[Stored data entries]
=======
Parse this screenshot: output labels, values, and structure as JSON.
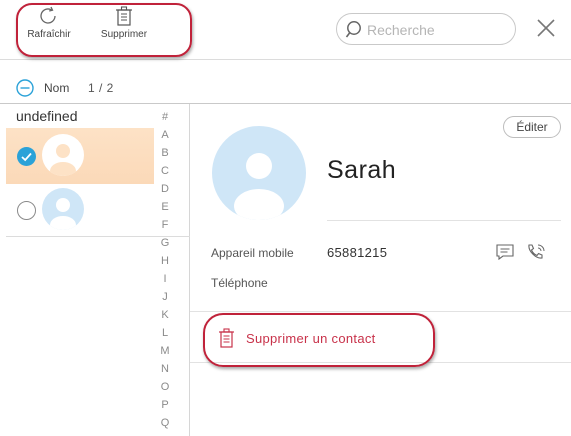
{
  "toolbar": {
    "refresh_label": "Rafraîchir",
    "delete_label": "Supprimer"
  },
  "search": {
    "placeholder": "Recherche",
    "value": ""
  },
  "sort": {
    "label": "Nom",
    "count": "1 / 2"
  },
  "list": {
    "group_header": "undefined",
    "contacts": [
      {
        "selected": true
      },
      {
        "selected": false
      }
    ]
  },
  "alphabet": [
    "#",
    "A",
    "B",
    "C",
    "D",
    "E",
    "F",
    "G",
    "H",
    "I",
    "J",
    "K",
    "L",
    "M",
    "N",
    "O",
    "P",
    "Q"
  ],
  "detail": {
    "edit_label": "Éditer",
    "name": "Sarah",
    "fields": [
      {
        "label": "Appareil mobile",
        "value": "65881215"
      },
      {
        "label": "Téléphone",
        "value": ""
      }
    ],
    "delete_contact_label": "Supprimer un contact"
  },
  "colors": {
    "accent_blue": "#2ba2d8",
    "selected_row": "#fde2c6",
    "avatar_bg": "#cfe6f7",
    "danger": "#c8324a",
    "annotation": "#c0223a"
  },
  "icons": {
    "refresh": "refresh-icon",
    "trash": "trash-icon",
    "search": "search-icon",
    "close": "close-icon",
    "sort": "minus-circle-icon",
    "message": "message-icon",
    "call": "phone-call-icon"
  }
}
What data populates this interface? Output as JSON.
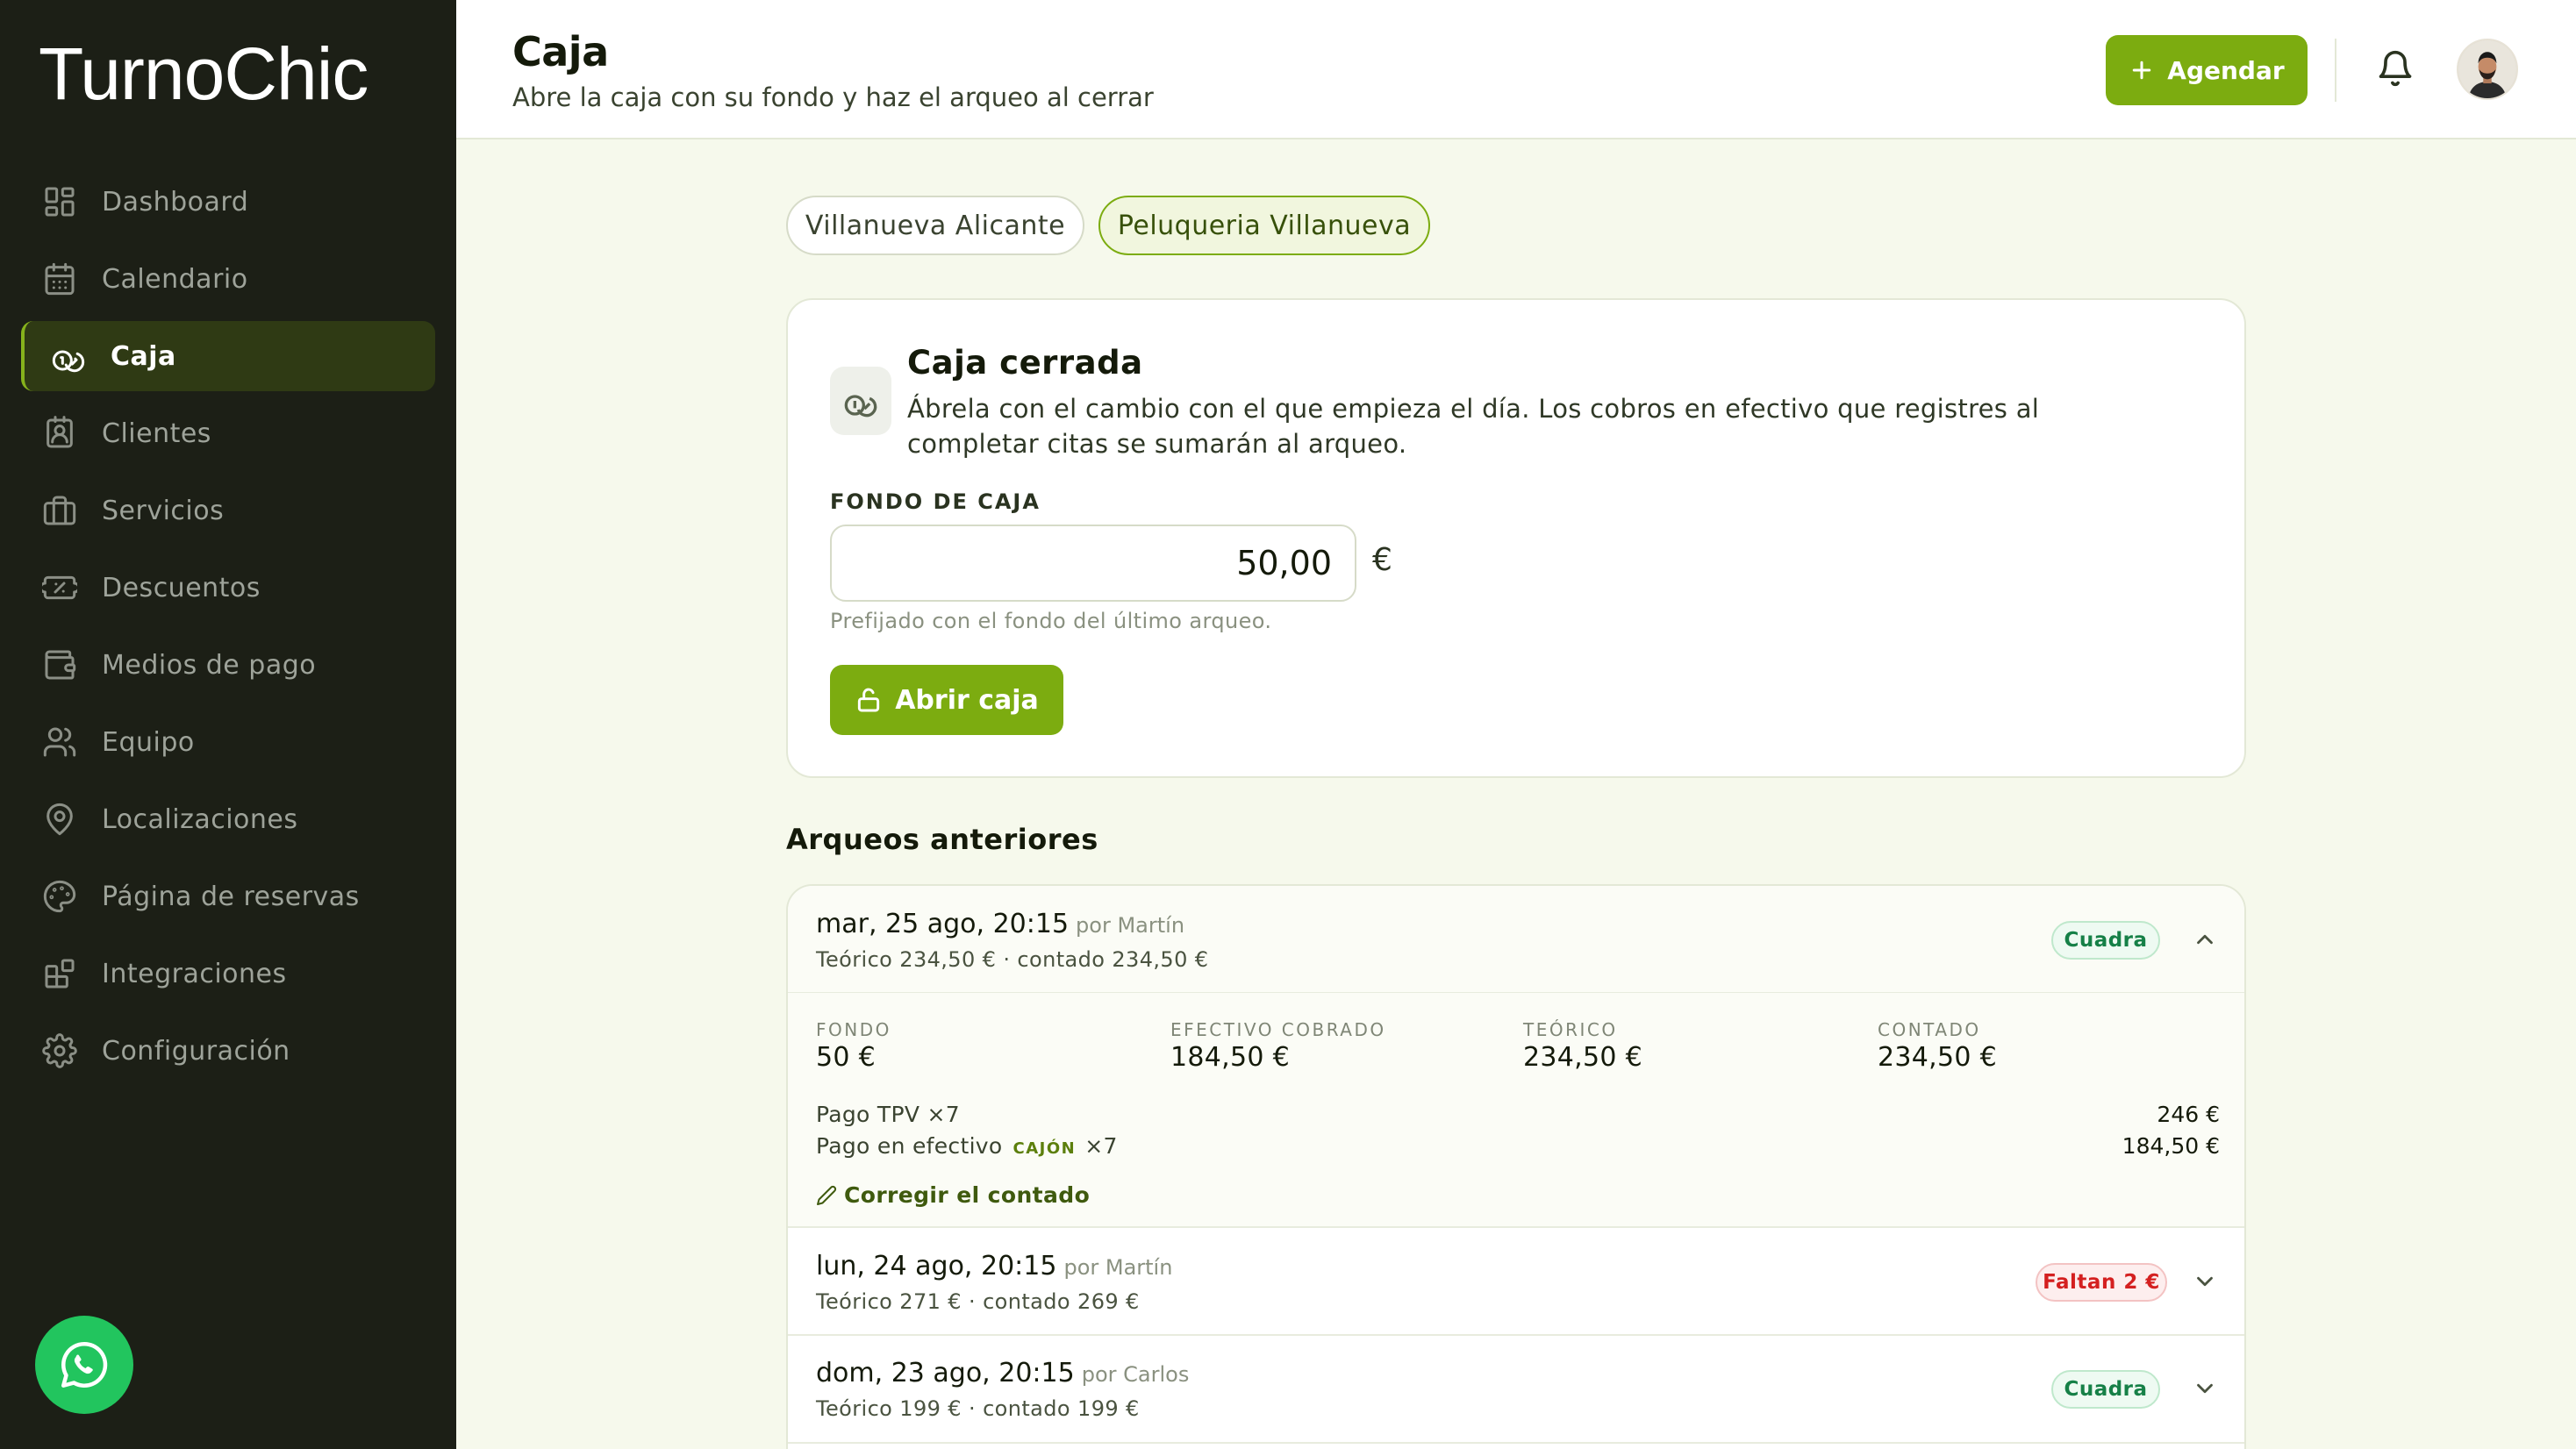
{
  "app": {
    "logo_text": "TurnoChic"
  },
  "sidebar": {
    "items": [
      {
        "label": "Dashboard",
        "icon": "dashboard-icon"
      },
      {
        "label": "Calendario",
        "icon": "calendar-icon"
      },
      {
        "label": "Caja",
        "icon": "coins-icon",
        "active": true
      },
      {
        "label": "Clientes",
        "icon": "contact-card-icon"
      },
      {
        "label": "Servicios",
        "icon": "briefcase-icon"
      },
      {
        "label": "Descuentos",
        "icon": "ticket-icon"
      },
      {
        "label": "Medios de pago",
        "icon": "wallet-icon"
      },
      {
        "label": "Equipo",
        "icon": "users-icon"
      },
      {
        "label": "Localizaciones",
        "icon": "map-pin-icon"
      },
      {
        "label": "Página de reservas",
        "icon": "palette-icon"
      },
      {
        "label": "Integraciones",
        "icon": "blocks-icon"
      },
      {
        "label": "Configuración",
        "icon": "gear-icon"
      }
    ],
    "whatsapp_icon": "whatsapp-icon"
  },
  "header": {
    "title": "Caja",
    "subtitle": "Abre la caja con su fondo y haz el arqueo al cerrar",
    "agendar_label": "Agendar"
  },
  "locations": [
    "Villanueva Alicante",
    "Peluqueria Villanueva"
  ],
  "selected_location": "Peluqueria Villanueva",
  "caja": {
    "title": "Caja cerrada",
    "description": "Ábrela con el cambio con el que empieza el día. Los cobros en efectivo que registres al completar citas se sumarán al arqueo.",
    "fondo_label": "FONDO DE CAJA",
    "fondo_value": "50,00",
    "currency": "€",
    "hint": "Prefijado con el fondo del último arqueo.",
    "open_label": "Abrir caja"
  },
  "arqueos": {
    "title": "Arqueos anteriores",
    "items": [
      {
        "date": "mar, 25 ago, 20:15",
        "by": "por Martín",
        "summary": "Teórico 234,50 € · contado 234,50 €",
        "status": "Cuadra",
        "status_type": "ok",
        "expanded": true,
        "details": {
          "stats": [
            {
              "label": "FONDO",
              "value": "50 €"
            },
            {
              "label": "EFECTIVO COBRADO",
              "value": "184,50 €"
            },
            {
              "label": "TEÓRICO",
              "value": "234,50 €"
            },
            {
              "label": "CONTADO",
              "value": "234,50 €"
            }
          ],
          "payments": [
            {
              "label": "Pago TPV",
              "count": "×7",
              "tag": "",
              "amount": "246 €"
            },
            {
              "label": "Pago en efectivo",
              "count": "×7",
              "tag": "CAJÓN",
              "amount": "184,50 €"
            }
          ],
          "correct_label": "Corregir el contado"
        }
      },
      {
        "date": "lun, 24 ago, 20:15",
        "by": "por Martín",
        "summary": "Teórico 271 € · contado 269 €",
        "status": "Faltan 2 €",
        "status_type": "bad",
        "expanded": false
      },
      {
        "date": "dom, 23 ago, 20:15",
        "by": "por Carlos",
        "summary": "Teórico 199 € · contado 199 €",
        "status": "Cuadra",
        "status_type": "ok",
        "expanded": false
      }
    ]
  },
  "colors": {
    "accent": "#7cac10",
    "sidebar_bg": "#1c1f16",
    "page_bg": "#f6f9ec",
    "ok": "#168047",
    "bad": "#d42020"
  }
}
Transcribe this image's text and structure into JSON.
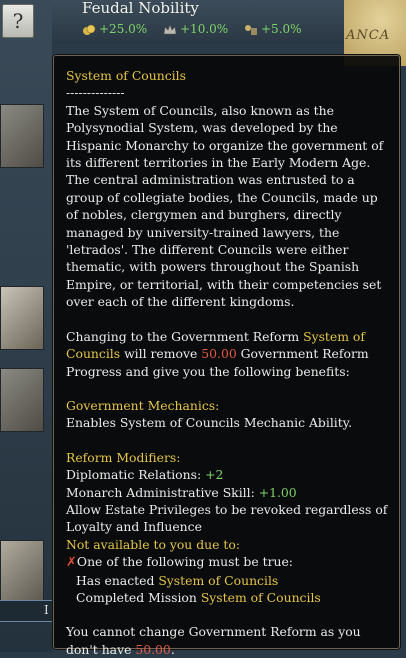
{
  "background": {
    "help_button": "?",
    "title": "Feudal Nobility",
    "modifiers": [
      {
        "icon": "gold-coins-icon",
        "value": "+25.0%"
      },
      {
        "icon": "crown-icon",
        "value": "+10.0%"
      },
      {
        "icon": "trade-icon",
        "value": "+5.0%"
      }
    ],
    "map_label": "ANCA",
    "edge_label": "I"
  },
  "tooltip": {
    "title": "System of Councils",
    "separator": "--------------",
    "description": "The System of Councils, also known as the Polysynodial System, was developed by the Hispanic Monarchy to organize the government of its different territories in the Early Modern Age. The central administration was entrusted to a group of collegiate bodies, the Councils, made up of nobles, clergymen and burghers, directly managed by university-trained lawyers, the 'letrados'. The different Councils were either thematic, with powers throughout the Spanish Empire, or territorial, with their competencies set over each of the different kingdoms.",
    "change": {
      "prefix": "Changing to the Government Reform ",
      "reform": "System of Councils",
      "mid": " will remove ",
      "cost": "50.00",
      "suffix": " Government Reform Progress and give you the following benefits:"
    },
    "mechanics_heading": "Government Mechanics:",
    "mechanics_text": "Enables System of Councils Mechanic Ability.",
    "modifiers_heading": "Reform Modifiers:",
    "modifiers": [
      {
        "label": "Diplomatic Relations: ",
        "value": "+2"
      },
      {
        "label": "Monarch Administrative Skill: ",
        "value": "+1.00"
      }
    ],
    "privileges_text": "Allow Estate Privileges to be revoked regardless of Loyalty and Influence",
    "not_available_heading": "Not available to you due to:",
    "condition_header": "One of the following must be true:",
    "conditions": [
      {
        "prefix": "Has enacted ",
        "value": "System of Councils"
      },
      {
        "prefix": "Completed Mission ",
        "value": "System of Councils"
      }
    ],
    "footer": {
      "prefix": "You cannot change Government Reform as you don't have ",
      "value": "50.00",
      "suffix": "."
    }
  }
}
=======
Exercise aim. Identify which lines contain the word "JSON" and copy each one.

Answer to the problem.
Parse this screenshot: output labels, values, and structure as JSON.
What data populates this interface? Output as JSON.
Transcribe this image's text and structure into JSON.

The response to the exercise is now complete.